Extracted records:
# # # #

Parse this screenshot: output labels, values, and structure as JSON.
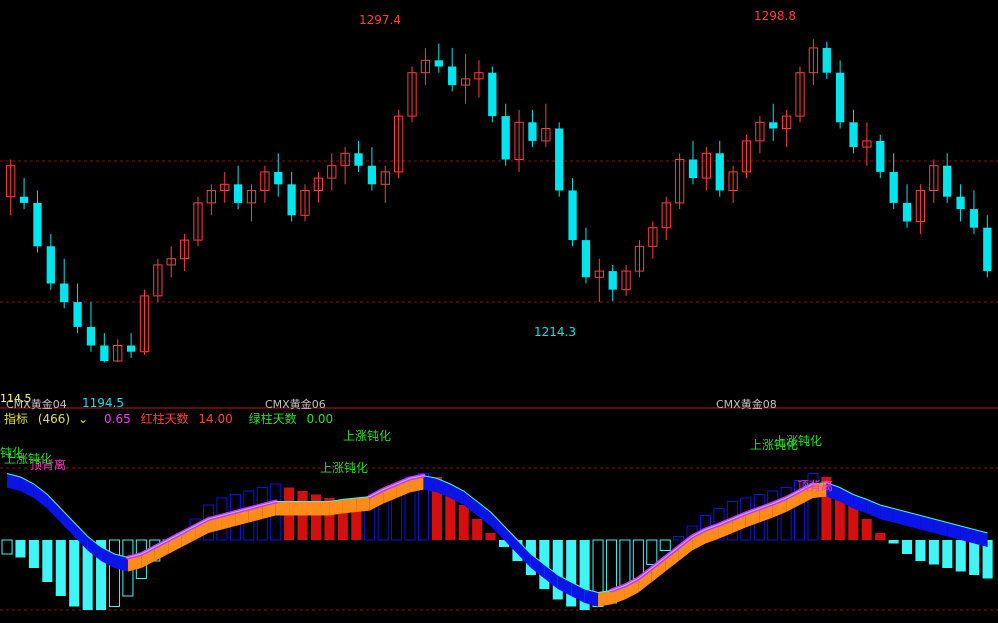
{
  "colors": {
    "background": "#000000",
    "up": "#ff3c3c",
    "down": "#00e5ee",
    "grid": "#8a1010",
    "separator": "#c01818",
    "blue": "#0a14e6",
    "cyan": "#3ff5f5",
    "red": "#d40f0f",
    "orange": "#ff8c1a",
    "magenta": "#ff1aff",
    "green_text": "#22e022",
    "magenta_text": "#ff33cc"
  },
  "price_panel": {
    "high_label": "1297.4",
    "high_label_2": "1298.8",
    "low_label": "1194.5",
    "low_label_2": "1214.3",
    "left_edge_label": "114.5",
    "contract_labels": [
      "CMX黄金04",
      "CMX黄金06",
      "CMX黄金08"
    ]
  },
  "indicator_panel": {
    "name": "指标",
    "period": "(466)",
    "dropdown_icon": "chevron-down-icon",
    "value": "0.65",
    "red_days_label": "红柱天数",
    "red_days_value": "14.00",
    "green_days_label": "绿柱天数",
    "green_days_value": "0.00",
    "annotations": {
      "up_dulling": "上涨钝化",
      "top_divergence": "顶背离",
      "bottom_dulling_partial": "钝化"
    }
  },
  "chart_data": {
    "type": "candlestick",
    "ylim": [
      1185,
      1305
    ],
    "candles": [
      [
        1248,
        1260,
        1242,
        1258
      ],
      [
        1248,
        1254,
        1244,
        1246
      ],
      [
        1246,
        1250,
        1230,
        1232
      ],
      [
        1232,
        1236,
        1218,
        1220
      ],
      [
        1220,
        1228,
        1212,
        1214
      ],
      [
        1214,
        1220,
        1204,
        1206
      ],
      [
        1206,
        1214,
        1198,
        1200
      ],
      [
        1200,
        1204,
        1194.5,
        1195
      ],
      [
        1195,
        1202,
        1194.6,
        1200
      ],
      [
        1200,
        1204,
        1196,
        1198
      ],
      [
        1198,
        1218,
        1197,
        1216
      ],
      [
        1216,
        1228,
        1214,
        1226
      ],
      [
        1226,
        1232,
        1222,
        1228
      ],
      [
        1228,
        1236,
        1224,
        1234
      ],
      [
        1234,
        1248,
        1232,
        1246
      ],
      [
        1246,
        1252,
        1242,
        1250
      ],
      [
        1250,
        1256,
        1246,
        1252
      ],
      [
        1252,
        1258,
        1244,
        1246
      ],
      [
        1246,
        1252,
        1240,
        1250
      ],
      [
        1250,
        1258,
        1246,
        1256
      ],
      [
        1256,
        1262,
        1248,
        1252
      ],
      [
        1252,
        1256,
        1240,
        1242
      ],
      [
        1242,
        1252,
        1240,
        1250
      ],
      [
        1250,
        1256,
        1246,
        1254
      ],
      [
        1254,
        1262,
        1250,
        1258
      ],
      [
        1258,
        1264,
        1252,
        1262
      ],
      [
        1262,
        1266,
        1256,
        1258
      ],
      [
        1258,
        1264,
        1250,
        1252
      ],
      [
        1252,
        1258,
        1246,
        1256
      ],
      [
        1256,
        1276,
        1254,
        1274
      ],
      [
        1274,
        1290,
        1272,
        1288
      ],
      [
        1288,
        1296,
        1284,
        1292
      ],
      [
        1292,
        1297.4,
        1288,
        1290
      ],
      [
        1290,
        1296,
        1282,
        1284
      ],
      [
        1284,
        1294,
        1278,
        1286
      ],
      [
        1286,
        1292,
        1280,
        1288
      ],
      [
        1288,
        1290,
        1272,
        1274
      ],
      [
        1274,
        1278,
        1258,
        1260
      ],
      [
        1260,
        1276,
        1256,
        1272
      ],
      [
        1272,
        1276,
        1264,
        1266
      ],
      [
        1266,
        1278,
        1264,
        1270
      ],
      [
        1270,
        1272,
        1248,
        1250
      ],
      [
        1250,
        1254,
        1232,
        1234
      ],
      [
        1234,
        1238,
        1220,
        1222
      ],
      [
        1222,
        1228,
        1214,
        1224
      ],
      [
        1224,
        1226,
        1214.3,
        1218
      ],
      [
        1218,
        1226,
        1216,
        1224
      ],
      [
        1224,
        1234,
        1222,
        1232
      ],
      [
        1232,
        1240,
        1228,
        1238
      ],
      [
        1238,
        1248,
        1234,
        1246
      ],
      [
        1246,
        1262,
        1244,
        1260
      ],
      [
        1260,
        1266,
        1252,
        1254
      ],
      [
        1254,
        1264,
        1250,
        1262
      ],
      [
        1262,
        1266,
        1248,
        1250
      ],
      [
        1250,
        1258,
        1246,
        1256
      ],
      [
        1256,
        1268,
        1254,
        1266
      ],
      [
        1266,
        1274,
        1262,
        1272
      ],
      [
        1272,
        1278,
        1266,
        1270
      ],
      [
        1270,
        1276,
        1264,
        1274
      ],
      [
        1274,
        1290,
        1272,
        1288
      ],
      [
        1288,
        1298.8,
        1284,
        1296
      ],
      [
        1296,
        1298,
        1286,
        1288
      ],
      [
        1288,
        1292,
        1270,
        1272
      ],
      [
        1272,
        1276,
        1262,
        1264
      ],
      [
        1264,
        1272,
        1258,
        1266
      ],
      [
        1266,
        1268,
        1254,
        1256
      ],
      [
        1256,
        1262,
        1244,
        1246
      ],
      [
        1246,
        1252,
        1238,
        1240
      ],
      [
        1240,
        1252,
        1236,
        1250
      ],
      [
        1250,
        1260,
        1246,
        1258
      ],
      [
        1258,
        1262,
        1246,
        1248
      ],
      [
        1248,
        1252,
        1240,
        1244
      ],
      [
        1244,
        1250,
        1236,
        1238
      ],
      [
        1238,
        1242,
        1222,
        1224
      ]
    ],
    "histogram": [
      -0.2,
      -0.25,
      -0.4,
      -0.6,
      -0.8,
      -0.95,
      -1.0,
      -1.0,
      -0.95,
      -0.8,
      -0.55,
      -0.3,
      -0.1,
      0.1,
      0.3,
      0.5,
      0.6,
      0.65,
      0.7,
      0.75,
      0.8,
      0.75,
      0.7,
      0.65,
      0.6,
      0.55,
      0.5,
      0.5,
      0.6,
      0.8,
      0.9,
      0.95,
      0.9,
      0.7,
      0.5,
      0.3,
      0.1,
      -0.1,
      -0.3,
      -0.5,
      -0.7,
      -0.85,
      -0.95,
      -1.0,
      -0.95,
      -0.9,
      -0.75,
      -0.55,
      -0.35,
      -0.15,
      0.05,
      0.2,
      0.35,
      0.45,
      0.55,
      0.6,
      0.65,
      0.7,
      0.75,
      0.85,
      0.95,
      0.9,
      0.7,
      0.5,
      0.3,
      0.1,
      -0.05,
      -0.2,
      -0.3,
      -0.35,
      -0.4,
      -0.45,
      -0.5,
      -0.55
    ],
    "signal_line": [
      0.95,
      0.9,
      0.8,
      0.65,
      0.45,
      0.25,
      0.05,
      -0.1,
      -0.2,
      -0.25,
      -0.2,
      -0.1,
      0.0,
      0.1,
      0.2,
      0.3,
      0.35,
      0.4,
      0.45,
      0.5,
      0.55,
      0.55,
      0.55,
      0.55,
      0.55,
      0.58,
      0.6,
      0.62,
      0.72,
      0.8,
      0.88,
      0.92,
      0.88,
      0.8,
      0.7,
      0.55,
      0.4,
      0.2,
      0.0,
      -0.2,
      -0.35,
      -0.5,
      -0.6,
      -0.7,
      -0.75,
      -0.72,
      -0.65,
      -0.55,
      -0.4,
      -0.25,
      -0.1,
      0.05,
      0.15,
      0.22,
      0.3,
      0.38,
      0.45,
      0.52,
      0.6,
      0.7,
      0.8,
      0.82,
      0.75,
      0.65,
      0.58,
      0.5,
      0.45,
      0.4,
      0.35,
      0.3,
      0.25,
      0.2,
      0.15,
      0.1
    ]
  }
}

# # # #

__Instruction__. All records above are to be printed exactly, minus the pictures they contain.

__The output__.
Parse this screenshot: output labels, values, and structure as JSON.
{
  "colors": {
    "background": "#000000",
    "up": "#ff3c3c",
    "down": "#00e5ee",
    "grid": "#8a1010",
    "separator": "#c01818",
    "blue": "#0a14e6",
    "cyan": "#3ff5f5",
    "red": "#d40f0f",
    "orange": "#ff8c1a",
    "magenta": "#ff1aff",
    "green_text": "#22e022",
    "magenta_text": "#ff33cc"
  },
  "price_panel": {
    "high_label": "1297.4",
    "high_label_2": "1298.8",
    "low_label": "1194.5",
    "low_label_2": "1214.3",
    "left_edge_label": "114.5",
    "contract_labels": [
      "CMX黄金04",
      "CMX黄金06",
      "CMX黄金08"
    ]
  },
  "indicator_panel": {
    "name": "指标",
    "period": "(466)",
    "dropdown_icon": "chevron-down-icon",
    "value": "0.65",
    "red_days_label": "红柱天数",
    "red_days_value": "14.00",
    "green_days_label": "绿柱天数",
    "green_days_value": "0.00",
    "annotations": {
      "up_dulling": "上涨钝化",
      "top_divergence": "顶背离",
      "bottom_dulling_partial": "钝化"
    }
  },
  "chart_data": {
    "type": "candlestick",
    "ylim": [
      1185,
      1305
    ],
    "candles": [
      [
        1248,
        1260,
        1242,
        1258
      ],
      [
        1248,
        1254,
        1244,
        1246
      ],
      [
        1246,
        1250,
        1230,
        1232
      ],
      [
        1232,
        1236,
        1218,
        1220
      ],
      [
        1220,
        1228,
        1212,
        1214
      ],
      [
        1214,
        1220,
        1204,
        1206
      ],
      [
        1206,
        1214,
        1198,
        1200
      ],
      [
        1200,
        1204,
        1194.5,
        1195
      ],
      [
        1195,
        1202,
        1194.6,
        1200
      ],
      [
        1200,
        1204,
        1196,
        1198
      ],
      [
        1198,
        1218,
        1197,
        1216
      ],
      [
        1216,
        1228,
        1214,
        1226
      ],
      [
        1226,
        1232,
        1222,
        1228
      ],
      [
        1228,
        1236,
        1224,
        1234
      ],
      [
        1234,
        1248,
        1232,
        1246
      ],
      [
        1246,
        1252,
        1242,
        1250
      ],
      [
        1250,
        1256,
        1246,
        1252
      ],
      [
        1252,
        1258,
        1244,
        1246
      ],
      [
        1246,
        1252,
        1240,
        1250
      ],
      [
        1250,
        1258,
        1246,
        1256
      ],
      [
        1256,
        1262,
        1248,
        1252
      ],
      [
        1252,
        1256,
        1240,
        1242
      ],
      [
        1242,
        1252,
        1240,
        1250
      ],
      [
        1250,
        1256,
        1246,
        1254
      ],
      [
        1254,
        1262,
        1250,
        1258
      ],
      [
        1258,
        1264,
        1252,
        1262
      ],
      [
        1262,
        1266,
        1256,
        1258
      ],
      [
        1258,
        1264,
        1250,
        1252
      ],
      [
        1252,
        1258,
        1246,
        1256
      ],
      [
        1256,
        1276,
        1254,
        1274
      ],
      [
        1274,
        1290,
        1272,
        1288
      ],
      [
        1288,
        1296,
        1284,
        1292
      ],
      [
        1292,
        1297.4,
        1288,
        1290
      ],
      [
        1290,
        1296,
        1282,
        1284
      ],
      [
        1284,
        1294,
        1278,
        1286
      ],
      [
        1286,
        1292,
        1280,
        1288
      ],
      [
        1288,
        1290,
        1272,
        1274
      ],
      [
        1274,
        1278,
        1258,
        1260
      ],
      [
        1260,
        1276,
        1256,
        1272
      ],
      [
        1272,
        1276,
        1264,
        1266
      ],
      [
        1266,
        1278,
        1264,
        1270
      ],
      [
        1270,
        1272,
        1248,
        1250
      ],
      [
        1250,
        1254,
        1232,
        1234
      ],
      [
        1234,
        1238,
        1220,
        1222
      ],
      [
        1222,
        1228,
        1214,
        1224
      ],
      [
        1224,
        1226,
        1214.3,
        1218
      ],
      [
        1218,
        1226,
        1216,
        1224
      ],
      [
        1224,
        1234,
        1222,
        1232
      ],
      [
        1232,
        1240,
        1228,
        1238
      ],
      [
        1238,
        1248,
        1234,
        1246
      ],
      [
        1246,
        1262,
        1244,
        1260
      ],
      [
        1260,
        1266,
        1252,
        1254
      ],
      [
        1254,
        1264,
        1250,
        1262
      ],
      [
        1262,
        1266,
        1248,
        1250
      ],
      [
        1250,
        1258,
        1246,
        1256
      ],
      [
        1256,
        1268,
        1254,
        1266
      ],
      [
        1266,
        1274,
        1262,
        1272
      ],
      [
        1272,
        1278,
        1266,
        1270
      ],
      [
        1270,
        1276,
        1264,
        1274
      ],
      [
        1274,
        1290,
        1272,
        1288
      ],
      [
        1288,
        1298.8,
        1284,
        1296
      ],
      [
        1296,
        1298,
        1286,
        1288
      ],
      [
        1288,
        1292,
        1270,
        1272
      ],
      [
        1272,
        1276,
        1262,
        1264
      ],
      [
        1264,
        1272,
        1258,
        1266
      ],
      [
        1266,
        1268,
        1254,
        1256
      ],
      [
        1256,
        1262,
        1244,
        1246
      ],
      [
        1246,
        1252,
        1238,
        1240
      ],
      [
        1240,
        1252,
        1236,
        1250
      ],
      [
        1250,
        1260,
        1246,
        1258
      ],
      [
        1258,
        1262,
        1246,
        1248
      ],
      [
        1248,
        1252,
        1240,
        1244
      ],
      [
        1244,
        1250,
        1236,
        1238
      ],
      [
        1238,
        1242,
        1222,
        1224
      ]
    ],
    "histogram": [
      -0.2,
      -0.25,
      -0.4,
      -0.6,
      -0.8,
      -0.95,
      -1.0,
      -1.0,
      -0.95,
      -0.8,
      -0.55,
      -0.3,
      -0.1,
      0.1,
      0.3,
      0.5,
      0.6,
      0.65,
      0.7,
      0.75,
      0.8,
      0.75,
      0.7,
      0.65,
      0.6,
      0.55,
      0.5,
      0.5,
      0.6,
      0.8,
      0.9,
      0.95,
      0.9,
      0.7,
      0.5,
      0.3,
      0.1,
      -0.1,
      -0.3,
      -0.5,
      -0.7,
      -0.85,
      -0.95,
      -1.0,
      -0.95,
      -0.9,
      -0.75,
      -0.55,
      -0.35,
      -0.15,
      0.05,
      0.2,
      0.35,
      0.45,
      0.55,
      0.6,
      0.65,
      0.7,
      0.75,
      0.85,
      0.95,
      0.9,
      0.7,
      0.5,
      0.3,
      0.1,
      -0.05,
      -0.2,
      -0.3,
      -0.35,
      -0.4,
      -0.45,
      -0.5,
      -0.55
    ],
    "signal_line": [
      0.95,
      0.9,
      0.8,
      0.65,
      0.45,
      0.25,
      0.05,
      -0.1,
      -0.2,
      -0.25,
      -0.2,
      -0.1,
      0.0,
      0.1,
      0.2,
      0.3,
      0.35,
      0.4,
      0.45,
      0.5,
      0.55,
      0.55,
      0.55,
      0.55,
      0.55,
      0.58,
      0.6,
      0.62,
      0.72,
      0.8,
      0.88,
      0.92,
      0.88,
      0.8,
      0.7,
      0.55,
      0.4,
      0.2,
      0.0,
      -0.2,
      -0.35,
      -0.5,
      -0.6,
      -0.7,
      -0.75,
      -0.72,
      -0.65,
      -0.55,
      -0.4,
      -0.25,
      -0.1,
      0.05,
      0.15,
      0.22,
      0.3,
      0.38,
      0.45,
      0.52,
      0.6,
      0.7,
      0.8,
      0.82,
      0.75,
      0.65,
      0.58,
      0.5,
      0.45,
      0.4,
      0.35,
      0.3,
      0.25,
      0.2,
      0.15,
      0.1
    ]
  }
}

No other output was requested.